**WHAT TO WORK ON:** Copy out the listing that follows, exactly, without its pictures.

**RAW RECORDS:**
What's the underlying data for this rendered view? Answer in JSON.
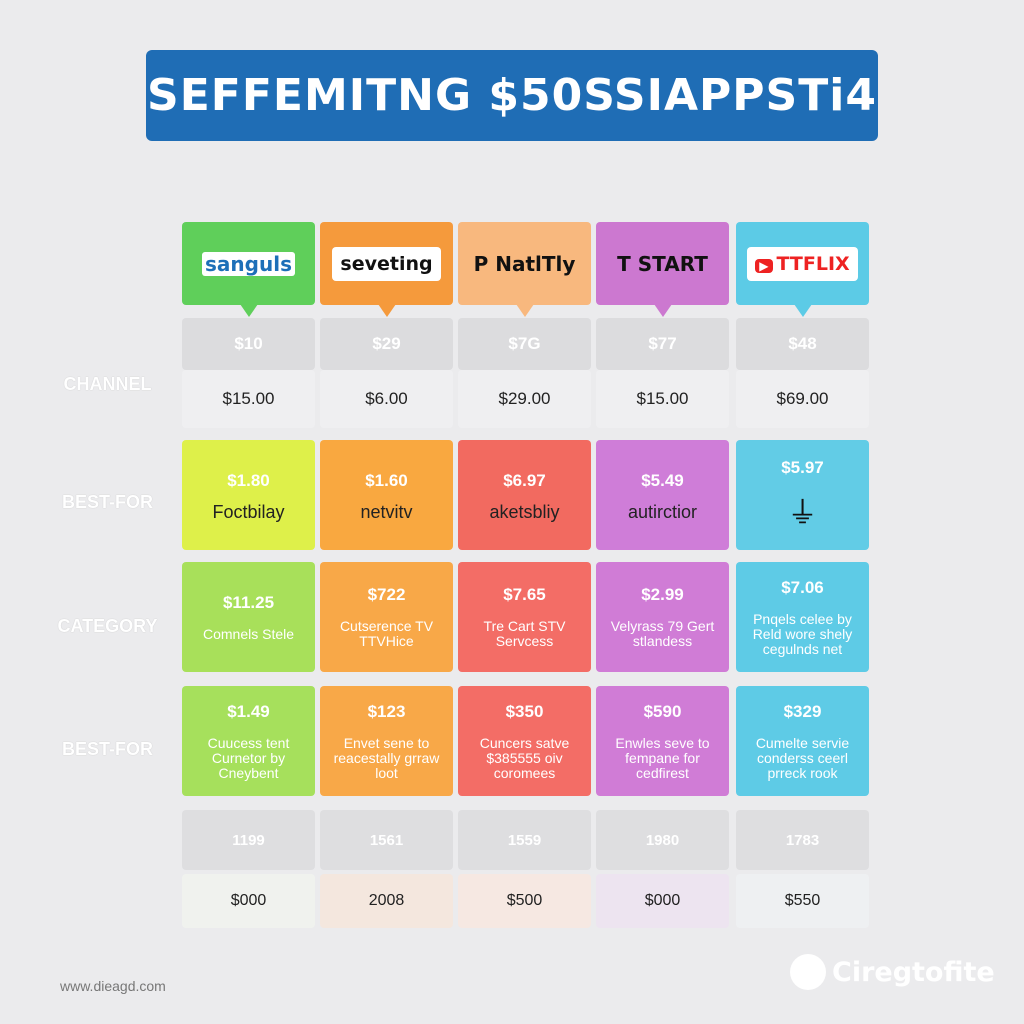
{
  "title": "SEFFEMITNG $50SSIAPPSTi4",
  "row_labels": [
    "CHANNEL",
    "BEST-FOR",
    "CATEGORY",
    "BEST-FOR"
  ],
  "columns": [
    {
      "logo": "sanguls",
      "header_color": "#5fcf5a",
      "price_a": "$10",
      "price_b": "$15.00",
      "r1": {
        "price": "$1.80",
        "text": "Foctbilay",
        "color": "#def04a"
      },
      "r2": {
        "price": "$11.25",
        "text": "Comnels Stele",
        "color": "#a8e05a"
      },
      "r3": {
        "price": "$1.49",
        "text": "Cuucess tent Curnetor by Cneybent",
        "color": "#a6e05c"
      },
      "num": "1199",
      "price_c": "$000",
      "tint": "#f0f2ee"
    },
    {
      "logo": "seveting",
      "header_color": "#f59a3c",
      "price_a": "$29",
      "price_b": "$6.00",
      "r1": {
        "price": "$1.60",
        "text": "netvitv",
        "color": "#f9a840"
      },
      "r2": {
        "price": "$722",
        "text": "Cutserence TV TTVHice",
        "color": "#f8a848"
      },
      "r3": {
        "price": "$123",
        "text": "Envet sene to reacestally grraw loot",
        "color": "#f8a848"
      },
      "num": "1561",
      "price_c": "2008",
      "tint": "#f4e7de"
    },
    {
      "logo": "NatlTly",
      "header_color": "#f8b87e",
      "price_a": "$7G",
      "price_b": "$29.00",
      "r1": {
        "price": "$6.97",
        "text": "aketsbliy",
        "color": "#f26a60"
      },
      "r2": {
        "price": "$7.65",
        "text": "Tre Cart STV Servcess",
        "color": "#f36d66"
      },
      "r3": {
        "price": "$350",
        "text": "Cuncers satve $385555 oiv coromees",
        "color": "#f36d66"
      },
      "num": "1559",
      "price_c": "$500",
      "tint": "#f6e8e2"
    },
    {
      "logo": "START",
      "header_color": "#cc78d0",
      "price_a": "$77",
      "price_b": "$15.00",
      "r1": {
        "price": "$5.49",
        "text": "autirctior",
        "color": "#cf7dd8"
      },
      "r2": {
        "price": "$2.99",
        "text": "Velyrass 79 Gert stlandess",
        "color": "#d07cd6"
      },
      "r3": {
        "price": "$590",
        "text": "Enwles seve to fempane for cedfirest",
        "color": "#d07cd6"
      },
      "num": "1980",
      "price_c": "$000",
      "tint": "#ede4f0"
    },
    {
      "logo": "TTFLIX",
      "header_color": "#5ccbe6",
      "price_a": "$48",
      "price_b": "$69.00",
      "r1": {
        "price": "$5.97",
        "text": "",
        "color": "#62cce6"
      },
      "r2": {
        "price": "$7.06",
        "text": "Pnqels celee by Reld wore shely cegulnds net",
        "color": "#5ecbe6"
      },
      "r3": {
        "price": "$329",
        "text": "Cumelte servie conderss ceerl prreck rook",
        "color": "#5ecbe6"
      },
      "num": "1783",
      "price_c": "$550",
      "tint": "#eef0f2"
    }
  ],
  "footer": {
    "url": "www.dieagd.com",
    "brand": "Ciregtofite"
  }
}
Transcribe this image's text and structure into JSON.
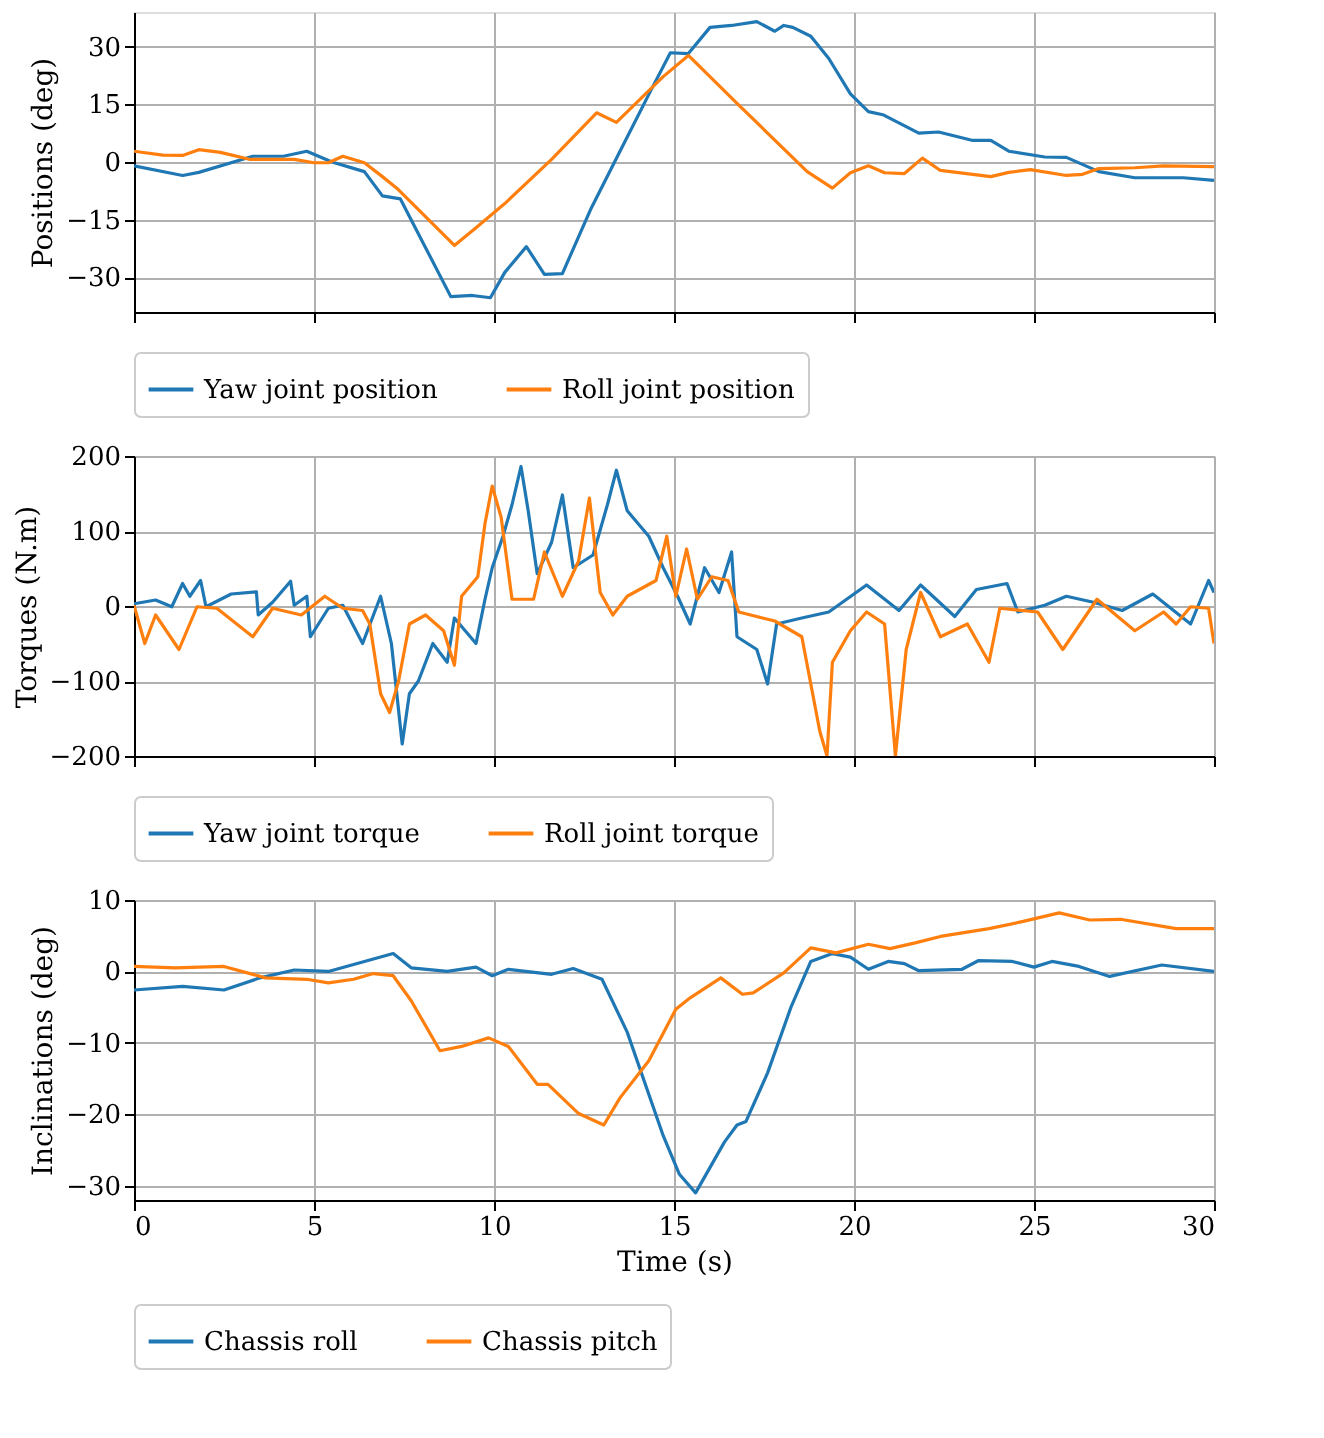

**PROBLEM SOLUTION:**
What's the underlying data for this rendered view? Answer in JSON.
{
  "title": "SEFFEMITNG $50SSIAPPSTi4",
  "row_labels": [
    "CHANNEL",
    "BEST-FOR",
    "CATEGORY",
    "BEST-FOR"
  ],
  "columns": [
    {
      "logo": "sanguls",
      "header_color": "#5fcf5a",
      "price_a": "$10",
      "price_b": "$15.00",
      "r1": {
        "price": "$1.80",
        "text": "Foctbilay",
        "color": "#def04a"
      },
      "r2": {
        "price": "$11.25",
        "text": "Comnels Stele",
        "color": "#a8e05a"
      },
      "r3": {
        "price": "$1.49",
        "text": "Cuucess tent Curnetor by Cneybent",
        "color": "#a6e05c"
      },
      "num": "1199",
      "price_c": "$000",
      "tint": "#f0f2ee"
    },
    {
      "logo": "seveting",
      "header_color": "#f59a3c",
      "price_a": "$29",
      "price_b": "$6.00",
      "r1": {
        "price": "$1.60",
        "text": "netvitv",
        "color": "#f9a840"
      },
      "r2": {
        "price": "$722",
        "text": "Cutserence TV TTVHice",
        "color": "#f8a848"
      },
      "r3": {
        "price": "$123",
        "text": "Envet sene to reacestally grraw loot",
        "color": "#f8a848"
      },
      "num": "1561",
      "price_c": "2008",
      "tint": "#f4e7de"
    },
    {
      "logo": "NatlTly",
      "header_color": "#f8b87e",
      "price_a": "$7G",
      "price_b": "$29.00",
      "r1": {
        "price": "$6.97",
        "text": "aketsbliy",
        "color": "#f26a60"
      },
      "r2": {
        "price": "$7.65",
        "text": "Tre Cart STV Servcess",
        "color": "#f36d66"
      },
      "r3": {
        "price": "$350",
        "text": "Cuncers satve $385555 oiv coromees",
        "color": "#f36d66"
      },
      "num": "1559",
      "price_c": "$500",
      "tint": "#f6e8e2"
    },
    {
      "logo": "START",
      "header_color": "#cc78d0",
      "price_a": "$77",
      "price_b": "$15.00",
      "r1": {
        "price": "$5.49",
        "text": "autirctior",
        "color": "#cf7dd8"
      },
      "r2": {
        "price": "$2.99",
        "text": "Velyrass 79 Gert stlandess",
        "color": "#d07cd6"
      },
      "r3": {
        "price": "$590",
        "text": "Enwles seve to fempane for cedfirest",
        "color": "#d07cd6"
      },
      "num": "1980",
      "price_c": "$000",
      "tint": "#ede4f0"
    },
    {
      "logo": "TTFLIX",
      "header_color": "#5ccbe6",
      "price_a": "$48",
      "price_b": "$69.00",
      "r1": {
        "price": "$5.97",
        "text": "",
        "color": "#62cce6"
      },
      "r2": {
        "price": "$7.06",
        "text": "Pnqels celee by Reld wore shely cegulnds net",
        "color": "#5ecbe6"
      },
      "r3": {
        "price": "$329",
        "text": "Cumelte servie conderss ceerl prreck rook",
        "color": "#5ecbe6"
      },
      "num": "1783",
      "price_c": "$550",
      "tint": "#eef0f2"
    }
  ],
  "footer": {
    "url": "www.dieagd.com",
    "brand": "Ciregtofite"
  }
}
Transcribe this image's text and structure into JSON.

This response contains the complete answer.